* **Dokumenttext**:

Gespräch mit Hamma Hammami. Über die Revolte in Tunesien, die Rolle internationaler Konzerne, die historische Verantwortung europäischer Regierungen – und wie es weitergehen könnte *


Hamma Hammami ist Vorsitzender der Kommunistischen Arbeiterpartei Tunesiens (Parti Communiste Des Ouv­riers Tunisiens, PCOT). Er wurde während der 23jährigen Amtszeit des tunesischen Präsidenten Zine Al Abidine Ben Ali und dessen Partei RCD (Konstitutionelle Demokratische Versammlung) insgesamt zehn Jahre als politischer Gefangener inhaftiert. Weitere zehn Jahre mußte er im Untergrund verbringen.

Am 17. Dezember 2010 hat sich der 26 Jahre alte Universitätsabsolvent Mohamed Bouazizi in Sidi Bouzid selbst verbrannt, nachdem die Polizei seinen Obst- und Gemüsekarren konfisziert hatte, mit dem er seinen Lebensunterhalt verdiente. Nach seinem Tod explodierte die Lage – die Menschen gingen auf die Straße und forderten Arbeitsplätze, bessere Lebensbedingungen und ein Ende der Korruption. Wie ist die Situation im Moment? Gibt es noch Straßenkämpfe – geht die Revolte weiter?

Zur Zeit findet eine machtvolle und populäre Revolution in Tunesien statt. Das tunesische Volk hat den Diktator Ben Ali verjagt – und ist nun dabei, sich energisch Gehör zu verschaffen, damit es künftig eine demokratische Regierung geben wird.

* **Aufgabenstellung**: Führe das Gespräch mit Hamma Hammami über die Revolte in Tunesien im Anschluss an seinen letzten Satz weiter.

Zeilen aus einer Datenquelle
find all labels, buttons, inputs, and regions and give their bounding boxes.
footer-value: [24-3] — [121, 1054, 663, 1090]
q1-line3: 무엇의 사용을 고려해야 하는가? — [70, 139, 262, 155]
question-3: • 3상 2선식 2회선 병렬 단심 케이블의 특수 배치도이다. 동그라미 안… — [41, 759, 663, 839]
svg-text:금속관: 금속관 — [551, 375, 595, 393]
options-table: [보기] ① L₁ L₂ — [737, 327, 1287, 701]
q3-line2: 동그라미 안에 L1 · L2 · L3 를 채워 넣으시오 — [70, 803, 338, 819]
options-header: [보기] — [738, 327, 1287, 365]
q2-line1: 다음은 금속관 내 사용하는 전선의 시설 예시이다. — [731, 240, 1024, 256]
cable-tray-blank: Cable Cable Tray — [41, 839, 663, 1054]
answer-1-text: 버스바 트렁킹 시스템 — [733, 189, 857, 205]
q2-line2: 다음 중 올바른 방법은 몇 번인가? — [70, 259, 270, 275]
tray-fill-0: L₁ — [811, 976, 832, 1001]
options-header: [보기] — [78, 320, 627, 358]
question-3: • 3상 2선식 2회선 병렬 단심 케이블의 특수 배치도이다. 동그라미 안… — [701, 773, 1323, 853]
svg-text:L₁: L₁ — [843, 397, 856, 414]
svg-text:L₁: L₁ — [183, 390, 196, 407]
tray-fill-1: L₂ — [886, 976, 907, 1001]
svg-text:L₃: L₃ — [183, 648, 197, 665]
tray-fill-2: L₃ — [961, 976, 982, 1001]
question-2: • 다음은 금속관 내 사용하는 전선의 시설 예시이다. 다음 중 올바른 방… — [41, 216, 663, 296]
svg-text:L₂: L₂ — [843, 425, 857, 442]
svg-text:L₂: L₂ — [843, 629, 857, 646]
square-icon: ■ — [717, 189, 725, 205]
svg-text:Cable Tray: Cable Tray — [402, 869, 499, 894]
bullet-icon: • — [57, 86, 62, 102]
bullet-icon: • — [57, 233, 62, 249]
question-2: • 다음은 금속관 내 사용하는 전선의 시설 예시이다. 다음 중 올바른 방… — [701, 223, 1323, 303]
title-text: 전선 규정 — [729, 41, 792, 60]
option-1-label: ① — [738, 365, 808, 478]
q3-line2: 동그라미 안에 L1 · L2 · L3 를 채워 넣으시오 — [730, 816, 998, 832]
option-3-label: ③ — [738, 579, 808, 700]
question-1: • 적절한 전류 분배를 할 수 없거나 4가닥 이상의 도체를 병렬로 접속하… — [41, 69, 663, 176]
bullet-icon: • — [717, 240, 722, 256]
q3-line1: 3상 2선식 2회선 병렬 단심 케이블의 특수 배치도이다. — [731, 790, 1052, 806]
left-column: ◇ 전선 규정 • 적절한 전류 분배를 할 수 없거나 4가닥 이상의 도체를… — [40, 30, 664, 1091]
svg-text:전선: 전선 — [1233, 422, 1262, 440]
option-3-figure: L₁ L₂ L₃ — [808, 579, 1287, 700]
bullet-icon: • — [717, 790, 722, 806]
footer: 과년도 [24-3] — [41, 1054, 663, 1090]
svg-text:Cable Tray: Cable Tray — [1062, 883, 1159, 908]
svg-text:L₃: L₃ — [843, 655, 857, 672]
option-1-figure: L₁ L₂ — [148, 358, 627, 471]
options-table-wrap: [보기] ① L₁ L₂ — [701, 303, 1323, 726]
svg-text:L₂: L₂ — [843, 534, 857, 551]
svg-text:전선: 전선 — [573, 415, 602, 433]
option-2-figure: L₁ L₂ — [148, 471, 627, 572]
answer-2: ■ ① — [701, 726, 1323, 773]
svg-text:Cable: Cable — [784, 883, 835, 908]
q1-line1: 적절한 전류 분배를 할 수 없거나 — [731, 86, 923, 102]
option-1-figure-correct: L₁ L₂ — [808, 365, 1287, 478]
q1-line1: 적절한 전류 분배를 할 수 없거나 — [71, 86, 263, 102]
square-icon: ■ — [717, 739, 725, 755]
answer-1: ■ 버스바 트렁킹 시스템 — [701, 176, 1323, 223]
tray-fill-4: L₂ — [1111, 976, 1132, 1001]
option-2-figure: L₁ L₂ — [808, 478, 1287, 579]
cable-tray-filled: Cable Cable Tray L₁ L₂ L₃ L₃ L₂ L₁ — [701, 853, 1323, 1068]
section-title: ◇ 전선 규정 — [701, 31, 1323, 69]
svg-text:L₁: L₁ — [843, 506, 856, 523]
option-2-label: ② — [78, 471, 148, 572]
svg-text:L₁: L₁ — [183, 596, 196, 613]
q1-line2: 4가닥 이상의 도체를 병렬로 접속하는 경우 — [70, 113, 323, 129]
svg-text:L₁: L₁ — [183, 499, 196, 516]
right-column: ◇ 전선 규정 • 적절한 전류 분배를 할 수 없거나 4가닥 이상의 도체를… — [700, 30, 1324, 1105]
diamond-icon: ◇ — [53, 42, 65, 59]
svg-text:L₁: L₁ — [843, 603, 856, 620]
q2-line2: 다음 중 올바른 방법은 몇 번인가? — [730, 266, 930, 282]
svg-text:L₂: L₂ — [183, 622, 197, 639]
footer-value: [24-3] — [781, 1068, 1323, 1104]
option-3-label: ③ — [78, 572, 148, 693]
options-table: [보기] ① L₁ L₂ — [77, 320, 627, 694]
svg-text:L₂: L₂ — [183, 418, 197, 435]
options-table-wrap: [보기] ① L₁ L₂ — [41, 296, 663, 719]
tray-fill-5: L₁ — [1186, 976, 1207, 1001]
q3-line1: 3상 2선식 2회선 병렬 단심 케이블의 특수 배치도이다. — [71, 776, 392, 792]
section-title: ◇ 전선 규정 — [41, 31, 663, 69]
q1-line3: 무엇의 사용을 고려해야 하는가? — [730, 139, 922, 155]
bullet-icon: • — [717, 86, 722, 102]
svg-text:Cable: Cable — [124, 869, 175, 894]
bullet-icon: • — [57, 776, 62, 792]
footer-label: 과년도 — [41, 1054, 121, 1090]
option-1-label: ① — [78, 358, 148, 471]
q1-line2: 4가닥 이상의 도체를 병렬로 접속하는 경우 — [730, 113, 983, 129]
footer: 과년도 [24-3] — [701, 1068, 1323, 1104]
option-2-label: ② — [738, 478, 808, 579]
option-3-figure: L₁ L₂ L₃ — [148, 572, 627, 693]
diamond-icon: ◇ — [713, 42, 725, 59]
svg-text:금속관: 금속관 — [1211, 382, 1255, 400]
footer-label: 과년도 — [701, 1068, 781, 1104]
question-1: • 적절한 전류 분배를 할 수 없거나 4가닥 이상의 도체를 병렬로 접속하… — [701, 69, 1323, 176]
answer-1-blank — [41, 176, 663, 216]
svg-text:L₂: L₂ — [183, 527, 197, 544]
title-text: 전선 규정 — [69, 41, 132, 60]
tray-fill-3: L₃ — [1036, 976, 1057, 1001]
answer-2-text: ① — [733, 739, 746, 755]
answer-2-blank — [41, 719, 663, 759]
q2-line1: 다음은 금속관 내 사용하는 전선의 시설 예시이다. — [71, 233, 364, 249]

* **Endgültige Antwort**:
Aber es gibt auch Rückschlage: Die Machthaber des alten Systems und die Anhänger Ben Alis versuchen jetzt mit aller Gewalt, die Macht wiederzuerlangen und das alte System wieder zu stabilisieren. Mit diesem Ziel haben sie eine Übergangsregierung eingerichtet, die die alten Kräfte berücksichtigt. Die Oppositionsparteien und die fortschrittlichen Kräfte in der Bevölkerung will man erneut ignorieren und zur Seite schieben. Aber die tunesischen Bürger haben wiederum deutlich gemacht, daß sie das nicht akzeptieren. Sie haben nicht nachgelassen und erneut mit Kundgebungen und Demonstrationen in vielen Städten Tunesiens manifestiert, daß sie keine Wiederherstellung der Diktatur und keinen Polizeistaat – mit welchen Mitteln auch immer! – dulden werden. Sie fordern erneut eine Regierung mit glaubwürdigen Persönlichkeiten aus der Mitte der Bevölkerung, die das Land in eine Demokratie führen soll. Es muß eine neue demokratische Verfassung und eine neue Republik geben, das ist die Forderung der Bevölkerung.

Es hat nach offiziellen Zahlen bisher bereits 78 Tote gegeben – oder waren es mehr?

Das wissen wir auch nicht genau. Wir sehen jedoch, daß das Regime diesen Aufstand jetzt immer noch mit brutalen Polizeieinsätzen niederzuschlagen versucht. Die Polizei hat Demonstranten getötet, die für die Menschenrechte eingestanden sind, sie versucht, diese Revolution zu verhindern. Noch ist gar nichts entschieden – alles ist offen. Jetzt ist der Diktator weg – die Diktatur aber ist noch nicht gestürzt.

Am 17. Dezember hat die Revolte begonnen. Was motiviert die Leute, seit mehr als vier Wochen immer wieder auf die Straße zu gehen?

Das dringlichste Anliegen ist, sicherzustellen, daß diese von alten Kräften durchsetzte Übergangsregierung nicht zustandekommt. Es scheint auch, daß das gelingen könnte. Zur Zeit haben bereits zwei Oppositionsparteien ihre Minister wieder zurückgezogen und somit die Zusammenarbeit mit dem alten Unterdrückungsregime verweigert.

Hat die PCOT sich an dieser Übergangsregierung nicht beteiligen wollen? Oder durfte sie nicht?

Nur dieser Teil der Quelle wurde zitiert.